• _Problem details_: Transcribe the records that follow exactly. Skip the pictures.

Records from a dataset:
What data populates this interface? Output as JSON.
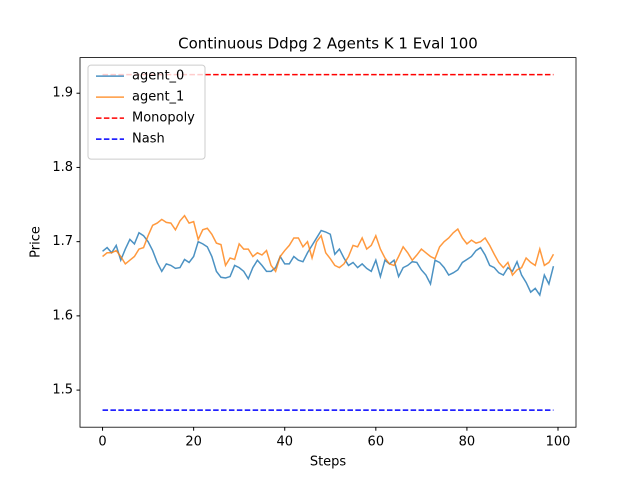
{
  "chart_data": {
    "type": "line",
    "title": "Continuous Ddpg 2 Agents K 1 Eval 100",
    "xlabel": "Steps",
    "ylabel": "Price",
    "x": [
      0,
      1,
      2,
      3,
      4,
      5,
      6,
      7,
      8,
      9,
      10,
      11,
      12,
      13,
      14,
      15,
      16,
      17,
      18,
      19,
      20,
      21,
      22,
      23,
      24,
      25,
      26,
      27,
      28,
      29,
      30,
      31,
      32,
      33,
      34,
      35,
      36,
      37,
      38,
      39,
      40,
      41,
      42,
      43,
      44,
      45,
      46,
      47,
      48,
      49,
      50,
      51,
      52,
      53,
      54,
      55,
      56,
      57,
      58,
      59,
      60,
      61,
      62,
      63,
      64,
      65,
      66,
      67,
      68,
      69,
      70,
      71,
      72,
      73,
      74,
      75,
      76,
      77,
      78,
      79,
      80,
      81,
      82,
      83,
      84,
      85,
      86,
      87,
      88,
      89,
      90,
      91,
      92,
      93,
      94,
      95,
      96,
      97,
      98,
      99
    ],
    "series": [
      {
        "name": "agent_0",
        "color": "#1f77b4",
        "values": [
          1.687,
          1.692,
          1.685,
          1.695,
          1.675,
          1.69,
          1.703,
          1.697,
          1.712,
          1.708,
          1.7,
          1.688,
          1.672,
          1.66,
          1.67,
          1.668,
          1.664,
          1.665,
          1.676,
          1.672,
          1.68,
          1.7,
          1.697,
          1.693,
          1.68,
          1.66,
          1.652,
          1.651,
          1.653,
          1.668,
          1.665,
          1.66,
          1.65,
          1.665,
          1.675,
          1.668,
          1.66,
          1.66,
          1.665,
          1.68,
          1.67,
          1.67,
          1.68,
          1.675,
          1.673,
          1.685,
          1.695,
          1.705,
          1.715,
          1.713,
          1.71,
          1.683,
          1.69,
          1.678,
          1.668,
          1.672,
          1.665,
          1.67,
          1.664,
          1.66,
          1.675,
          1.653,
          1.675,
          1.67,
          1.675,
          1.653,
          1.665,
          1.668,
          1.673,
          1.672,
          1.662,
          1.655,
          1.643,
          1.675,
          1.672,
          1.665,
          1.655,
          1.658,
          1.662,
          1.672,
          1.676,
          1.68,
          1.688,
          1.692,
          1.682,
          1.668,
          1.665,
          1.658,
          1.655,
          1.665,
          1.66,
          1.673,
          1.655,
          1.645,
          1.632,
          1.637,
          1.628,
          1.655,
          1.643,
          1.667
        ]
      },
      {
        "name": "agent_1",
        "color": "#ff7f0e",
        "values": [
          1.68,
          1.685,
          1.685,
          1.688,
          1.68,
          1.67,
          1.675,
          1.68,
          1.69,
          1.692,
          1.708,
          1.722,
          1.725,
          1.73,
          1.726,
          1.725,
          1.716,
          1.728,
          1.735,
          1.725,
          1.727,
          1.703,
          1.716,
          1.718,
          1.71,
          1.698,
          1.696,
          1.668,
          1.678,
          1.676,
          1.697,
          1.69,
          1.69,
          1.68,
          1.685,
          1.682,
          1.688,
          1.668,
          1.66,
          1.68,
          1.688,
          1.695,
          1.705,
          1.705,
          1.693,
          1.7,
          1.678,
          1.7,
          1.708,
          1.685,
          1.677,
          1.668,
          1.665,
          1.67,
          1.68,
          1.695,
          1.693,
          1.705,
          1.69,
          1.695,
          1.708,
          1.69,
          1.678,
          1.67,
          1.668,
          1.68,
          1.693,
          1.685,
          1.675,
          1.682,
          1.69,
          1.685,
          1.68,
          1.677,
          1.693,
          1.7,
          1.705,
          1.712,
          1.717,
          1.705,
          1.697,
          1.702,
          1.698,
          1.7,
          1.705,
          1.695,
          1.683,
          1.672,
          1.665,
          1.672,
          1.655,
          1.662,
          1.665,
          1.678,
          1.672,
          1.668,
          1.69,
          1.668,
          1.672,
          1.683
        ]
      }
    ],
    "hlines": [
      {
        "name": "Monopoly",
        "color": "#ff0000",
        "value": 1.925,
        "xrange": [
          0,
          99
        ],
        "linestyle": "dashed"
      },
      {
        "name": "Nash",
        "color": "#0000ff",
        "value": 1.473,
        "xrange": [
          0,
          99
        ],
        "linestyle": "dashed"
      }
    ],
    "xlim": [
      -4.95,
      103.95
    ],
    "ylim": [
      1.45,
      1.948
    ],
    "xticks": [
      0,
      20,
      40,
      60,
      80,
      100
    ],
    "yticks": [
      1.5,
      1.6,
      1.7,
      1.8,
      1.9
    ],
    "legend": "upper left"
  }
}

• _Answer_:
What data populates this interface? Output as JSON.
{
  "chart_data": {
    "type": "line",
    "title": "Continuous Ddpg 2 Agents K 1 Eval 100",
    "xlabel": "Steps",
    "ylabel": "Price",
    "x": [
      0,
      1,
      2,
      3,
      4,
      5,
      6,
      7,
      8,
      9,
      10,
      11,
      12,
      13,
      14,
      15,
      16,
      17,
      18,
      19,
      20,
      21,
      22,
      23,
      24,
      25,
      26,
      27,
      28,
      29,
      30,
      31,
      32,
      33,
      34,
      35,
      36,
      37,
      38,
      39,
      40,
      41,
      42,
      43,
      44,
      45,
      46,
      47,
      48,
      49,
      50,
      51,
      52,
      53,
      54,
      55,
      56,
      57,
      58,
      59,
      60,
      61,
      62,
      63,
      64,
      65,
      66,
      67,
      68,
      69,
      70,
      71,
      72,
      73,
      74,
      75,
      76,
      77,
      78,
      79,
      80,
      81,
      82,
      83,
      84,
      85,
      86,
      87,
      88,
      89,
      90,
      91,
      92,
      93,
      94,
      95,
      96,
      97,
      98,
      99
    ],
    "series": [
      {
        "name": "agent_0",
        "color": "#1f77b4",
        "values": [
          1.687,
          1.692,
          1.685,
          1.695,
          1.675,
          1.69,
          1.703,
          1.697,
          1.712,
          1.708,
          1.7,
          1.688,
          1.672,
          1.66,
          1.67,
          1.668,
          1.664,
          1.665,
          1.676,
          1.672,
          1.68,
          1.7,
          1.697,
          1.693,
          1.68,
          1.66,
          1.652,
          1.651,
          1.653,
          1.668,
          1.665,
          1.66,
          1.65,
          1.665,
          1.675,
          1.668,
          1.66,
          1.66,
          1.665,
          1.68,
          1.67,
          1.67,
          1.68,
          1.675,
          1.673,
          1.685,
          1.695,
          1.705,
          1.715,
          1.713,
          1.71,
          1.683,
          1.69,
          1.678,
          1.668,
          1.672,
          1.665,
          1.67,
          1.664,
          1.66,
          1.675,
          1.653,
          1.675,
          1.67,
          1.675,
          1.653,
          1.665,
          1.668,
          1.673,
          1.672,
          1.662,
          1.655,
          1.643,
          1.675,
          1.672,
          1.665,
          1.655,
          1.658,
          1.662,
          1.672,
          1.676,
          1.68,
          1.688,
          1.692,
          1.682,
          1.668,
          1.665,
          1.658,
          1.655,
          1.665,
          1.66,
          1.673,
          1.655,
          1.645,
          1.632,
          1.637,
          1.628,
          1.655,
          1.643,
          1.667
        ]
      },
      {
        "name": "agent_1",
        "color": "#ff7f0e",
        "values": [
          1.68,
          1.685,
          1.685,
          1.688,
          1.68,
          1.67,
          1.675,
          1.68,
          1.69,
          1.692,
          1.708,
          1.722,
          1.725,
          1.73,
          1.726,
          1.725,
          1.716,
          1.728,
          1.735,
          1.725,
          1.727,
          1.703,
          1.716,
          1.718,
          1.71,
          1.698,
          1.696,
          1.668,
          1.678,
          1.676,
          1.697,
          1.69,
          1.69,
          1.68,
          1.685,
          1.682,
          1.688,
          1.668,
          1.66,
          1.68,
          1.688,
          1.695,
          1.705,
          1.705,
          1.693,
          1.7,
          1.678,
          1.7,
          1.708,
          1.685,
          1.677,
          1.668,
          1.665,
          1.67,
          1.68,
          1.695,
          1.693,
          1.705,
          1.69,
          1.695,
          1.708,
          1.69,
          1.678,
          1.67,
          1.668,
          1.68,
          1.693,
          1.685,
          1.675,
          1.682,
          1.69,
          1.685,
          1.68,
          1.677,
          1.693,
          1.7,
          1.705,
          1.712,
          1.717,
          1.705,
          1.697,
          1.702,
          1.698,
          1.7,
          1.705,
          1.695,
          1.683,
          1.672,
          1.665,
          1.672,
          1.655,
          1.662,
          1.665,
          1.678,
          1.672,
          1.668,
          1.69,
          1.668,
          1.672,
          1.683
        ]
      }
    ],
    "hlines": [
      {
        "name": "Monopoly",
        "color": "#ff0000",
        "value": 1.925,
        "xrange": [
          0,
          99
        ],
        "linestyle": "dashed"
      },
      {
        "name": "Nash",
        "color": "#0000ff",
        "value": 1.473,
        "xrange": [
          0,
          99
        ],
        "linestyle": "dashed"
      }
    ],
    "xlim": [
      -4.95,
      103.95
    ],
    "ylim": [
      1.45,
      1.948
    ],
    "xticks": [
      0,
      20,
      40,
      60,
      80,
      100
    ],
    "yticks": [
      1.5,
      1.6,
      1.7,
      1.8,
      1.9
    ],
    "legend": "upper left"
  }
}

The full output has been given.